* What the exercise asks:
Look for "נואמים" in the listing below. Gather each line that contains it.

* Data section:
● ● ● ● ● ● ●
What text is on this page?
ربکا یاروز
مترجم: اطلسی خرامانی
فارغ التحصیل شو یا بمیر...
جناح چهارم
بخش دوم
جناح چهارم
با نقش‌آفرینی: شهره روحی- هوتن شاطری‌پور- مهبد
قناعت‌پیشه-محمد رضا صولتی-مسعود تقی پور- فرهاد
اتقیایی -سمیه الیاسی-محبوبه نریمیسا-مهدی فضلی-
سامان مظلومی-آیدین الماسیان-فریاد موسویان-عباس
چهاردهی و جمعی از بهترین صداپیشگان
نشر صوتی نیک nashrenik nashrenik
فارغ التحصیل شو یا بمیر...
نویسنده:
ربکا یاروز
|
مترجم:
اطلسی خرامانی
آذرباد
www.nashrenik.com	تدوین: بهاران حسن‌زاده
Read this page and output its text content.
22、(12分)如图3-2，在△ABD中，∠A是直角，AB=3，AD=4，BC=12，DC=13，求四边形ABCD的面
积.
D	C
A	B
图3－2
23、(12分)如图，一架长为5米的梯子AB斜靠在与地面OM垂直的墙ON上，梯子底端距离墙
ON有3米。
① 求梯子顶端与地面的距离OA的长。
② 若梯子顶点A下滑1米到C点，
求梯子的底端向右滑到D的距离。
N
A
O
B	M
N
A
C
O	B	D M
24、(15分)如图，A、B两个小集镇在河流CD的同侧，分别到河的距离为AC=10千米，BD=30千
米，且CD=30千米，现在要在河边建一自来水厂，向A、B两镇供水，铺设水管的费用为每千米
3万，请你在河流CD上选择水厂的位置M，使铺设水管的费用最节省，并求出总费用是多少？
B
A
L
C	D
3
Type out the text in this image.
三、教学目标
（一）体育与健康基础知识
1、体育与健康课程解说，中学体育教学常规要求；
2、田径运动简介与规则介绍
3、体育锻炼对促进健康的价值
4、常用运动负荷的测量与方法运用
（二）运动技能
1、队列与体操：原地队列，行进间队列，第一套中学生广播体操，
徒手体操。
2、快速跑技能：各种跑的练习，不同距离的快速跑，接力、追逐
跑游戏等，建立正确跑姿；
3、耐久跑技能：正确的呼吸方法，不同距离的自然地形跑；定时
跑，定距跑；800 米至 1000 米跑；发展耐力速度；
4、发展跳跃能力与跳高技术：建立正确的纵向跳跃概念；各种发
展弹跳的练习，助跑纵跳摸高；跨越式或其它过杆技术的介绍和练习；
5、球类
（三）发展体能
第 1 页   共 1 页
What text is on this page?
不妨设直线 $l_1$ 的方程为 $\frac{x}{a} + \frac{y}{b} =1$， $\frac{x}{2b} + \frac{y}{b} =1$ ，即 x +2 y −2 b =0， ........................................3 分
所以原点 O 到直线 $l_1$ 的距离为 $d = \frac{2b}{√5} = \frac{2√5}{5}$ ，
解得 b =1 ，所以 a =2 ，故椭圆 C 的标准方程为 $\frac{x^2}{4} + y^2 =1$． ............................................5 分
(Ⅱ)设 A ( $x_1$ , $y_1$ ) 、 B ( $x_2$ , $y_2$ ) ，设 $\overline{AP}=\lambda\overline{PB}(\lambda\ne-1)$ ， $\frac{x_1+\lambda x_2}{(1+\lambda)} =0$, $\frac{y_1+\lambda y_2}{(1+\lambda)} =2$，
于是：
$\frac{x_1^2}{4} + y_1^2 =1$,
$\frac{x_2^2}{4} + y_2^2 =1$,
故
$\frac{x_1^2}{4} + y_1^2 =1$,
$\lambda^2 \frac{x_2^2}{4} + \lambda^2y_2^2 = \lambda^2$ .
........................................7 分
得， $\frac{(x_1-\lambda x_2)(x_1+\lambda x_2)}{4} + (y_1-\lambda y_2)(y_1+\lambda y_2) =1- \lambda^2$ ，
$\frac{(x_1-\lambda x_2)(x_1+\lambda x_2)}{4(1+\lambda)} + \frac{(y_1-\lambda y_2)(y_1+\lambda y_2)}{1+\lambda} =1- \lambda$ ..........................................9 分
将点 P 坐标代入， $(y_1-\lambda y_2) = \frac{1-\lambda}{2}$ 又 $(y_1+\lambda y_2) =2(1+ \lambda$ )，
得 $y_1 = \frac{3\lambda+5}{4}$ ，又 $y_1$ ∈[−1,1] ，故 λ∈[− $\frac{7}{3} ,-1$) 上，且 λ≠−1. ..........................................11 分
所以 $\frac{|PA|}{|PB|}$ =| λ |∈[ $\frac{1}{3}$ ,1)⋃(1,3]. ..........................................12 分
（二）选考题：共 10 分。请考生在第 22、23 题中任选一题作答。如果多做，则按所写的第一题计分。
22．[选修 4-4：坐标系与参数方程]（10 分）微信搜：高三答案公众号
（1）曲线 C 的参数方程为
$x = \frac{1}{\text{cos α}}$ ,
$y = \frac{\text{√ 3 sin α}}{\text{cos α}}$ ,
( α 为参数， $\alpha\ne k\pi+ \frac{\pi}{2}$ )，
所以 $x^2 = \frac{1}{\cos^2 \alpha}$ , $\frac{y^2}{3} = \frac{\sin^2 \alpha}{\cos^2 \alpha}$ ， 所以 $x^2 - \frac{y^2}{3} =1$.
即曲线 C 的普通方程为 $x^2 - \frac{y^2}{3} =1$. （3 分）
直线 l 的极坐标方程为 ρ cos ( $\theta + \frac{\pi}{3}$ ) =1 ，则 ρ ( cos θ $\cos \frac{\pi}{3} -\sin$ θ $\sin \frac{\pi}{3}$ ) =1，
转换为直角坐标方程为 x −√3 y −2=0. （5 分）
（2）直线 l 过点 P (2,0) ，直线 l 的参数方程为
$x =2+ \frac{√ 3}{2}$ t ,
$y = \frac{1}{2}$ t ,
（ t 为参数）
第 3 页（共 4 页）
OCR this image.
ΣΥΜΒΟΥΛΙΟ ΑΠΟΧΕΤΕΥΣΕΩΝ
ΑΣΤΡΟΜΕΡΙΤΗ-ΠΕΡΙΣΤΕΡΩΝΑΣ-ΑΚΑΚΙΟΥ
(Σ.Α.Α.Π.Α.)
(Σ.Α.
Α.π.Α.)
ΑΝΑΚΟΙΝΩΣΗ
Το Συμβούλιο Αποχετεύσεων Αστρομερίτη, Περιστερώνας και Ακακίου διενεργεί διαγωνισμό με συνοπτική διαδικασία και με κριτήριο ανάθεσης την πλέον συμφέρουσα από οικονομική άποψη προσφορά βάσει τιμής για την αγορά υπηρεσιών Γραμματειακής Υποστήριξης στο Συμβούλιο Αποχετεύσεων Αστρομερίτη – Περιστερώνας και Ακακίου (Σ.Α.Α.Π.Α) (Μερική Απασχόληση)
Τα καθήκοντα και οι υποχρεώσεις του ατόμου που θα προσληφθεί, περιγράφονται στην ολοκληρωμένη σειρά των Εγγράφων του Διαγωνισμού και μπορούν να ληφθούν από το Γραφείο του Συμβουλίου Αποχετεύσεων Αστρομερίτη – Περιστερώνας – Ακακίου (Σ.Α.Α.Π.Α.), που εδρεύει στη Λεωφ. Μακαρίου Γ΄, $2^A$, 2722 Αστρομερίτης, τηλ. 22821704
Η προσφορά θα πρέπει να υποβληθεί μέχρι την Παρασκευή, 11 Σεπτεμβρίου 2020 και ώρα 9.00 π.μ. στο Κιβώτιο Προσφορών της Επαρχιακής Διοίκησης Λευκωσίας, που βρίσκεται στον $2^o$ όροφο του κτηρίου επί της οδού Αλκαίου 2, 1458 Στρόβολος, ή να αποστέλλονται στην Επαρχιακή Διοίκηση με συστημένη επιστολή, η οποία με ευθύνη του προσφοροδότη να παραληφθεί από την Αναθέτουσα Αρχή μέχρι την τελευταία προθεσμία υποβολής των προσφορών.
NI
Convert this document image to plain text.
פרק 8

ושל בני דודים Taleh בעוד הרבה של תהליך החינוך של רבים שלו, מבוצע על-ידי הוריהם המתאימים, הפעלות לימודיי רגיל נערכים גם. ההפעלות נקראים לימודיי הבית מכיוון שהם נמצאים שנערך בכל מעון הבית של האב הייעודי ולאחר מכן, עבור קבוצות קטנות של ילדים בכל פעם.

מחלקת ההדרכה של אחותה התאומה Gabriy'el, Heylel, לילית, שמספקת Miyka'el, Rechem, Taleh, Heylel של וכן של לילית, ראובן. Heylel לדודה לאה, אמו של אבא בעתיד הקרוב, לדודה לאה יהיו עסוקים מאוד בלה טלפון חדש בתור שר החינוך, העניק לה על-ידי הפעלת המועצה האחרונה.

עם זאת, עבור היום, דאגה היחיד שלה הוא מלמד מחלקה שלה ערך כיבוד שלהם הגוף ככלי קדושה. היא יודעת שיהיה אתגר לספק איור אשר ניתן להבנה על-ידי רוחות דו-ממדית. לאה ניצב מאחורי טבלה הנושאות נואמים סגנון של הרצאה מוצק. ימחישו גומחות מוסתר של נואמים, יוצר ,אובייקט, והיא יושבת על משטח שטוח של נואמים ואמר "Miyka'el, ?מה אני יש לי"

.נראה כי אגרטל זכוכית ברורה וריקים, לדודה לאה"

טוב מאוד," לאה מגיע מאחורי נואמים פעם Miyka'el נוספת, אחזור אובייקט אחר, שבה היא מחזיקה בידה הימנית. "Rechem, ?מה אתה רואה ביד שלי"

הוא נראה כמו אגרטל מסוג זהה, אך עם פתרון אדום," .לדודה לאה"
● ● ● ● ● ● ●
* The output:
עם זאת, עבור היום, דאגה היחיד שלה הוא מלמד מחלקה שלה ערך כיבוד שלהם הגוף ככלי קדושה. היא יודעת שיהיה אתגר לספק איור אשר ניתן להבנה על-ידי רוחות דו-ממדית. לאה ניצב מאחורי טבלה הנושאות נואמים סגנון של הרצאה מוצק. ימחישו גומחות מוסתר של נואמים, יוצר ,אובייקט, והיא יושבת על משטח שטוח של נואמים ואמר "Miyka'el, ?מה אני יש לי"
טוב מאוד," לאה מגיע מאחורי נואמים פעם Miyka'el נוספת, אחזור אובייקט אחר, שבה היא מחזיקה בידה הימנית. "Rechem, ?מה אתה רואה ביד שלי"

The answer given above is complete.